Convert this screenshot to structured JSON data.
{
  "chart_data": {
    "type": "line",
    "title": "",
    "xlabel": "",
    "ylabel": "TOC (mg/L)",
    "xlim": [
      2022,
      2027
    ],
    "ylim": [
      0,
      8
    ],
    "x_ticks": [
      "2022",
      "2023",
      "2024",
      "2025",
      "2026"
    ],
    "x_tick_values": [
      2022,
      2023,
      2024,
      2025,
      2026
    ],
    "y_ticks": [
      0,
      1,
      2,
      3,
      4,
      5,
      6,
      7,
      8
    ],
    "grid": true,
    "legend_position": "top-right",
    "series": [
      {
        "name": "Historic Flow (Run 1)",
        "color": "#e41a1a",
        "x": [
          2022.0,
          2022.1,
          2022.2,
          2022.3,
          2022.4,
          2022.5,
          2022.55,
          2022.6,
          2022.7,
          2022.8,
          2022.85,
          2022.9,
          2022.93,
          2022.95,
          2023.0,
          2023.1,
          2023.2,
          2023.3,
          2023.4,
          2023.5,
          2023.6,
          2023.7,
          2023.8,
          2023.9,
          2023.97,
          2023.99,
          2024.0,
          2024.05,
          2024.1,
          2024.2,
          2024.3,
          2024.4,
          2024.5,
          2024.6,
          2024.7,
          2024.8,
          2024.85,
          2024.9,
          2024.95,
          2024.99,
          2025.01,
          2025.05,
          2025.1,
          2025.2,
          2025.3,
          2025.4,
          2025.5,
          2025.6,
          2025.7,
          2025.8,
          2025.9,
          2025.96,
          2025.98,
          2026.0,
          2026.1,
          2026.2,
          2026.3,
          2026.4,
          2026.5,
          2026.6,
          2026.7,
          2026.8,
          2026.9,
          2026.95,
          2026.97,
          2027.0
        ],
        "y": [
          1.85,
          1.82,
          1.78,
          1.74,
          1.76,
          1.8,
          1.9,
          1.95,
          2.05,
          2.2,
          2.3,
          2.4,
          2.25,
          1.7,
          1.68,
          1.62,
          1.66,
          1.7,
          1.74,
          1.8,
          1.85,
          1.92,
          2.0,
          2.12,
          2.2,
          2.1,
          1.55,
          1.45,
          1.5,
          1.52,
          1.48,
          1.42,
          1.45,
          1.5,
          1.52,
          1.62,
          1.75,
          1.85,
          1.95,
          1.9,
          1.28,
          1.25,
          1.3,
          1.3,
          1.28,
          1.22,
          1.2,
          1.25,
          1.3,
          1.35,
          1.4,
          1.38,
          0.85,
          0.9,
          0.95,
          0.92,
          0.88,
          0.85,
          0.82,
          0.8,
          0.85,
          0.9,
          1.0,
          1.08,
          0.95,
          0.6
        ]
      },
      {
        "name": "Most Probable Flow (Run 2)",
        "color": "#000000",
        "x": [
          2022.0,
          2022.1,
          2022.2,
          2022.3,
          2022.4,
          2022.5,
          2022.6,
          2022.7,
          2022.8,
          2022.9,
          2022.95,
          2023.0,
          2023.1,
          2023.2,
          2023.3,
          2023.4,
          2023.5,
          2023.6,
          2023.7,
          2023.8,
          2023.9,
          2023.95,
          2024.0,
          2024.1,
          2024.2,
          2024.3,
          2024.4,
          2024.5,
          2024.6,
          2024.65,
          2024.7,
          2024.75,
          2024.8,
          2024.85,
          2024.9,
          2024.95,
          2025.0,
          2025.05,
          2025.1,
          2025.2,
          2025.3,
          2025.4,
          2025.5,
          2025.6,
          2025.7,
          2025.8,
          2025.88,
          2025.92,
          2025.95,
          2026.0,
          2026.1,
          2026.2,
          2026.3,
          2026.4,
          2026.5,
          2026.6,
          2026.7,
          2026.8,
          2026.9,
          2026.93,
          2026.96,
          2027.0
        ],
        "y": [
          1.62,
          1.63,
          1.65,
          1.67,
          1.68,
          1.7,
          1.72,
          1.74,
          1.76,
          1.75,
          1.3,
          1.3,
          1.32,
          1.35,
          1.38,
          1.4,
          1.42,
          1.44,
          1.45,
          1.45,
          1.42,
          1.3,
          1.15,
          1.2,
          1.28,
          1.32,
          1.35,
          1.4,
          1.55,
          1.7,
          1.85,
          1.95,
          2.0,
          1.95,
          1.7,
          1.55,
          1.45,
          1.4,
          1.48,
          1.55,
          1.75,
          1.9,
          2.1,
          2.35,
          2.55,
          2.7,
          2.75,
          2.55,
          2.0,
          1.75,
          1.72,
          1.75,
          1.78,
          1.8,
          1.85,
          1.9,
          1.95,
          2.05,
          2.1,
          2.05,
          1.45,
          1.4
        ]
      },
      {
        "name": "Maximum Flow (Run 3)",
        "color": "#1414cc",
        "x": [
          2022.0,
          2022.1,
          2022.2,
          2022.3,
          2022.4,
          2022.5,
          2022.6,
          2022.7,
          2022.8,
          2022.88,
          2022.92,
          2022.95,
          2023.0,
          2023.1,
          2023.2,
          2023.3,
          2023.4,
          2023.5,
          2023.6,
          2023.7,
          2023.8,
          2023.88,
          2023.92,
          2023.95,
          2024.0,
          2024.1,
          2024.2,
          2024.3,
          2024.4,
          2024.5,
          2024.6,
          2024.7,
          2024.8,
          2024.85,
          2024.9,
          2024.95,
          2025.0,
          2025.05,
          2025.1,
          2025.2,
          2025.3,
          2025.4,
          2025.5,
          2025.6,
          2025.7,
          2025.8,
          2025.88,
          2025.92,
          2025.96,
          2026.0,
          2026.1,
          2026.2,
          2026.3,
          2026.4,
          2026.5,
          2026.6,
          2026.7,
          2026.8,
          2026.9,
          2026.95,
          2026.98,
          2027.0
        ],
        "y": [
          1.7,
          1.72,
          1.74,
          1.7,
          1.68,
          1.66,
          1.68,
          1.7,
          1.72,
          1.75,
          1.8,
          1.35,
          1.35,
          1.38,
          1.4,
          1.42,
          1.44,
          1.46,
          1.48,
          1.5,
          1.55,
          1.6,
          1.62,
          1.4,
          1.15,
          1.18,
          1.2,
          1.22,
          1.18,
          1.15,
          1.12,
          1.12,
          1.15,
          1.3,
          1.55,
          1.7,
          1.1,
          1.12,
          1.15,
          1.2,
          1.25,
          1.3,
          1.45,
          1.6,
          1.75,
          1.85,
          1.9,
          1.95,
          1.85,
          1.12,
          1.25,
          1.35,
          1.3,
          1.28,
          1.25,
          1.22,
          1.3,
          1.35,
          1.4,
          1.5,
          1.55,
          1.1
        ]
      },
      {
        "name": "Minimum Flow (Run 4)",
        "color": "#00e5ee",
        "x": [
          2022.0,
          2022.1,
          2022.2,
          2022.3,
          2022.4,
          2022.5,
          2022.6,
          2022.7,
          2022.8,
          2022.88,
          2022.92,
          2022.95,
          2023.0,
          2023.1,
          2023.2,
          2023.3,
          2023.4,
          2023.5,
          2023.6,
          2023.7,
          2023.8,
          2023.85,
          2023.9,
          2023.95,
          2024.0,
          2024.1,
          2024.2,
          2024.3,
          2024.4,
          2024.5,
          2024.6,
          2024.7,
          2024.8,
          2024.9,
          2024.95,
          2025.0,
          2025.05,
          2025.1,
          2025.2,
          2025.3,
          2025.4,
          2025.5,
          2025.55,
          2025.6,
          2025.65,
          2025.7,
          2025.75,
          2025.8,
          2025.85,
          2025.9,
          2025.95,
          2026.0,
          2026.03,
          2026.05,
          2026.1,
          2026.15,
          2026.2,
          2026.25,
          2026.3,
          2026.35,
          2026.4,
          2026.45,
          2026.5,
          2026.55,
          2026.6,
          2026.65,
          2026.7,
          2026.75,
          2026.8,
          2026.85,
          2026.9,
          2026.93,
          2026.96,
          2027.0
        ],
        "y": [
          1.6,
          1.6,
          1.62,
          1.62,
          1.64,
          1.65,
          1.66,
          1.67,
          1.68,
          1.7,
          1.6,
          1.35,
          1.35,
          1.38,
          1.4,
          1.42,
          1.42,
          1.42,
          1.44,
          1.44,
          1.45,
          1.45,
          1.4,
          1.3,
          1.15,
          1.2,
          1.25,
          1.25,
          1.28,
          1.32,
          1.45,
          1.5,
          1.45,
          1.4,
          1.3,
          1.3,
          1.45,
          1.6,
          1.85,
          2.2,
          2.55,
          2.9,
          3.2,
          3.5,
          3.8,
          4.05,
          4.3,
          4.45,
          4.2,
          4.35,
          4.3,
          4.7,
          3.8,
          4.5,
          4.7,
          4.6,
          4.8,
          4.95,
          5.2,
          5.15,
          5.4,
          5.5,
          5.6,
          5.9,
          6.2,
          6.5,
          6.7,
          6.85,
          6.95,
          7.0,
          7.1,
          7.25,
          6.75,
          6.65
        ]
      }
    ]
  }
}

§

- **WHAT YOU HAVE TO DO**: Give only a number: how many lines of the data hold the string "color"?

- **RESULT FOR THIS TASK**: 4